--- Given records ---

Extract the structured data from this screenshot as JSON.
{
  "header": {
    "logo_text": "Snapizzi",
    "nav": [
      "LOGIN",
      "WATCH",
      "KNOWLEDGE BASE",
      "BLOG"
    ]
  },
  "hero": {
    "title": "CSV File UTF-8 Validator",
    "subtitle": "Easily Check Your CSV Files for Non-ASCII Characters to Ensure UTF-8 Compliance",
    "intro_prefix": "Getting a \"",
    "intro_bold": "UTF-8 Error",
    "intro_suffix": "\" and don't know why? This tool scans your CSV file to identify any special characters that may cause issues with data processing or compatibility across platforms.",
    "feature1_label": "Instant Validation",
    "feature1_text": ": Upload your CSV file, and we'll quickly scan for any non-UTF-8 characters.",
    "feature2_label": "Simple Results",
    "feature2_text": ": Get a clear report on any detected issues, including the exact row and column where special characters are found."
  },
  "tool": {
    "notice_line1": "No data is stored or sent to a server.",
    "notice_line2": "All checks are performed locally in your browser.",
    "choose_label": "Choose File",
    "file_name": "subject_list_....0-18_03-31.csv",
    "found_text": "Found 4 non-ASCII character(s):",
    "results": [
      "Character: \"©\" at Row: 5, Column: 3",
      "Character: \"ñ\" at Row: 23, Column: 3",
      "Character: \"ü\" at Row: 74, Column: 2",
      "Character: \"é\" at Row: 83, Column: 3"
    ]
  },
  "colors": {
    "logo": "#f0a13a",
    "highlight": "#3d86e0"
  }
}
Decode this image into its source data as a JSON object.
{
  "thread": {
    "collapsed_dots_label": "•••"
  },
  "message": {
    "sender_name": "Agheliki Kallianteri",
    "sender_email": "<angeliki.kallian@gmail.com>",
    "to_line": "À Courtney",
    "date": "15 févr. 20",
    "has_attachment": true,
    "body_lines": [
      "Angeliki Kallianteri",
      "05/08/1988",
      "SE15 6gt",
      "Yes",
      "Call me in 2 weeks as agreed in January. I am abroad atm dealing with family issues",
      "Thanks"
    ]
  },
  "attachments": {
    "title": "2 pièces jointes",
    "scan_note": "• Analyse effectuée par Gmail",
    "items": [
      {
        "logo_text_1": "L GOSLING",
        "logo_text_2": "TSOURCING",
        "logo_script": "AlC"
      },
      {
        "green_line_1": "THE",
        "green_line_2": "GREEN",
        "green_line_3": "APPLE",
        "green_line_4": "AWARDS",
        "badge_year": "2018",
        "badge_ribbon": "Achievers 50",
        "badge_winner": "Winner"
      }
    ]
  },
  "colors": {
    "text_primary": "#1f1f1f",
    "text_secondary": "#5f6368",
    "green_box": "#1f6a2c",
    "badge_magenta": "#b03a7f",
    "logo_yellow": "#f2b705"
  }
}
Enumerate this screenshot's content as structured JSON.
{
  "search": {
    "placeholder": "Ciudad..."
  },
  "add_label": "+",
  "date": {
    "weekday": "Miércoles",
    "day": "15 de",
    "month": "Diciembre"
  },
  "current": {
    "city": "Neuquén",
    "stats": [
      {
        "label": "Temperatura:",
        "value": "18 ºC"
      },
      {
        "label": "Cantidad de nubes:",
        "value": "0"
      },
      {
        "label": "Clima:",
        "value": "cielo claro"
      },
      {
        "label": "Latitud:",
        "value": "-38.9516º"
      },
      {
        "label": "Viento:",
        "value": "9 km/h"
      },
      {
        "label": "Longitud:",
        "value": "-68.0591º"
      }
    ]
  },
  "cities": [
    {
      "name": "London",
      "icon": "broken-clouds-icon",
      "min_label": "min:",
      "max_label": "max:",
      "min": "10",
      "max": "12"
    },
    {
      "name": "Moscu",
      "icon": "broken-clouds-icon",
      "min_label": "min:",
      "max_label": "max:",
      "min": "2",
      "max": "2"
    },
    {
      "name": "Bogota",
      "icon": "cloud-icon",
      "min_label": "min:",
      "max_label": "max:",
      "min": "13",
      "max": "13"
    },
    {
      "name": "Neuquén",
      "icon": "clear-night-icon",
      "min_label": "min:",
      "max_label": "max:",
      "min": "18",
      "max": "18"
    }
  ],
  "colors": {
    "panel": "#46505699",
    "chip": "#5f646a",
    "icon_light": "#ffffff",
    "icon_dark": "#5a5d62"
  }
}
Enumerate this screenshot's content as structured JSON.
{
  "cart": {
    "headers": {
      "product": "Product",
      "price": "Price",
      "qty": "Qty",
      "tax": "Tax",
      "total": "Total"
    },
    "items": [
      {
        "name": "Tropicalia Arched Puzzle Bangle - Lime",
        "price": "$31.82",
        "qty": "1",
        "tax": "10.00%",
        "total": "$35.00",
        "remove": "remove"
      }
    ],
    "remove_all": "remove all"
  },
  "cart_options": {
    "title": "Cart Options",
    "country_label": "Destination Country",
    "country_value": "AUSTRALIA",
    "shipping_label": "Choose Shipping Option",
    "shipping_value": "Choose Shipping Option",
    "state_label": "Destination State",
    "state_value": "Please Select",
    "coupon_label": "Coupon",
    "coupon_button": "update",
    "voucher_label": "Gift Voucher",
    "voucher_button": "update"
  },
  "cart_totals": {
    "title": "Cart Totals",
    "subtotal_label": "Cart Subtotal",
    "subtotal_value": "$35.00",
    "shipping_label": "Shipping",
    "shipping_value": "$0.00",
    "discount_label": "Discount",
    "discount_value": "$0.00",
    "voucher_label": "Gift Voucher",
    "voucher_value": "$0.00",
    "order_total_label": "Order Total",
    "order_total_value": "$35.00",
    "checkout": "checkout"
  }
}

---

:: Direction ::
Quote the listing in full, please, keeping every line exact.

:: Output for this task ::
Extract the structured data from this screenshot as JSON.
{
  "header": {
    "logo_text": "Snapizzi",
    "nav": [
      "LOGIN",
      "WATCH",
      "KNOWLEDGE BASE",
      "BLOG"
    ]
  },
  "hero": {
    "title": "CSV File UTF-8 Validator",
    "subtitle": "Easily Check Your CSV Files for Non-ASCII Characters to Ensure UTF-8 Compliance",
    "intro_prefix": "Getting a \"",
    "intro_bold": "UTF-8 Error",
    "intro_suffix": "\" and don't know why? This tool scans your CSV file to identify any special characters that may cause issues with data processing or compatibility across platforms.",
    "feature1_label": "Instant Validation",
    "feature1_text": ": Upload your CSV file, and we'll quickly scan for any non-UTF-8 characters.",
    "feature2_label": "Simple Results",
    "feature2_text": ": Get a clear report on any detected issues, including the exact row and column where special characters are found."
  },
  "tool": {
    "notice_line1": "No data is stored or sent to a server.",
    "notice_line2": "All checks are performed locally in your browser.",
    "choose_label": "Choose File",
    "file_name": "subject_list_....0-18_03-31.csv",
    "found_text": "Found 4 non-ASCII character(s):",
    "results": [
      "Character: \"©\" at Row: 5, Column: 3",
      "Character: \"ñ\" at Row: 23, Column: 3",
      "Character: \"ü\" at Row: 74, Column: 2",
      "Character: \"é\" at Row: 83, Column: 3"
    ]
  },
  "colors": {
    "logo": "#f0a13a",
    "highlight": "#3d86e0"
  }
}
Decode this image into its source data as a JSON object.
{
  "thread": {
    "collapsed_dots_label": "•••"
  },
  "message": {
    "sender_name": "Agheliki Kallianteri",
    "sender_email": "<angeliki.kallian@gmail.com>",
    "to_line": "À Courtney",
    "date": "15 févr. 20",
    "has_attachment": true,
    "body_lines": [
      "Angeliki Kallianteri",
      "05/08/1988",
      "SE15 6gt",
      "Yes",
      "Call me in 2 weeks as agreed in January. I am abroad atm dealing with family issues",
      "Thanks"
    ]
  },
  "attachments": {
    "title": "2 pièces jointes",
    "scan_note": "• Analyse effectuée par Gmail",
    "items": [
      {
        "logo_text_1": "L GOSLING",
        "logo_text_2": "TSOURCING",
        "logo_script": "AlC"
      },
      {
        "green_line_1": "THE",
        "green_line_2": "GREEN",
        "green_line_3": "APPLE",
        "green_line_4": "AWARDS",
        "badge_year": "2018",
        "badge_ribbon": "Achievers 50",
        "badge_winner": "Winner"
      }
    ]
  },
  "colors": {
    "text_primary": "#1f1f1f",
    "text_secondary": "#5f6368",
    "green_box": "#1f6a2c",
    "badge_magenta": "#b03a7f",
    "logo_yellow": "#f2b705"
  }
}
Enumerate this screenshot's content as structured JSON.
{
  "search": {
    "placeholder": "Ciudad..."
  },
  "add_label": "+",
  "date": {
    "weekday": "Miércoles",
    "day": "15 de",
    "month": "Diciembre"
  },
  "current": {
    "city": "Neuquén",
    "stats": [
      {
        "label": "Temperatura:",
        "value": "18 ºC"
      },
      {
        "label": "Cantidad de nubes:",
        "value": "0"
      },
      {
        "label": "Clima:",
        "value": "cielo claro"
      },
      {
        "label": "Latitud:",
        "value": "-38.9516º"
      },
      {
        "label": "Viento:",
        "value": "9 km/h"
      },
      {
        "label": "Longitud:",
        "value": "-68.0591º"
      }
    ]
  },
  "cities": [
    {
      "name": "London",
      "icon": "broken-clouds-icon",
      "min_label": "min:",
      "max_label": "max:",
      "min": "10",
      "max": "12"
    },
    {
      "name": "Moscu",
      "icon": "broken-clouds-icon",
      "min_label": "min:",
      "max_label": "max:",
      "min": "2",
      "max": "2"
    },
    {
      "name": "Bogota",
      "icon": "cloud-icon",
      "min_label": "min:",
      "max_label": "max:",
      "min": "13",
      "max": "13"
    },
    {
      "name": "Neuquén",
      "icon": "clear-night-icon",
      "min_label": "min:",
      "max_label": "max:",
      "min": "18",
      "max": "18"
    }
  ],
  "colors": {
    "panel": "#46505699",
    "chip": "#5f646a",
    "icon_light": "#ffffff",
    "icon_dark": "#5a5d62"
  }
}
Enumerate this screenshot's content as structured JSON.
{
  "cart": {
    "headers": {
      "product": "Product",
      "price": "Price",
      "qty": "Qty",
      "tax": "Tax",
      "total": "Total"
    },
    "items": [
      {
        "name": "Tropicalia Arched Puzzle Bangle - Lime",
        "price": "$31.82",
        "qty": "1",
        "tax": "10.00%",
        "total": "$35.00",
        "remove": "remove"
      }
    ],
    "remove_all": "remove all"
  },
  "cart_options": {
    "title": "Cart Options",
    "country_label": "Destination Country",
    "country_value": "AUSTRALIA",
    "shipping_label": "Choose Shipping Option",
    "shipping_value": "Choose Shipping Option",
    "state_label": "Destination State",
    "state_value": "Please Select",
    "coupon_label": "Coupon",
    "coupon_button": "update",
    "voucher_label": "Gift Voucher",
    "voucher_button": "update"
  },
  "cart_totals": {
    "title": "Cart Totals",
    "subtotal_label": "Cart Subtotal",
    "subtotal_value": "$35.00",
    "shipping_label": "Shipping",
    "shipping_value": "$0.00",
    "discount_label": "Discount",
    "discount_value": "$0.00",
    "voucher_label": "Gift Voucher",
    "voucher_value": "$0.00",
    "order_total_label": "Order Total",
    "order_total_value": "$35.00",
    "checkout": "checkout"
  }
}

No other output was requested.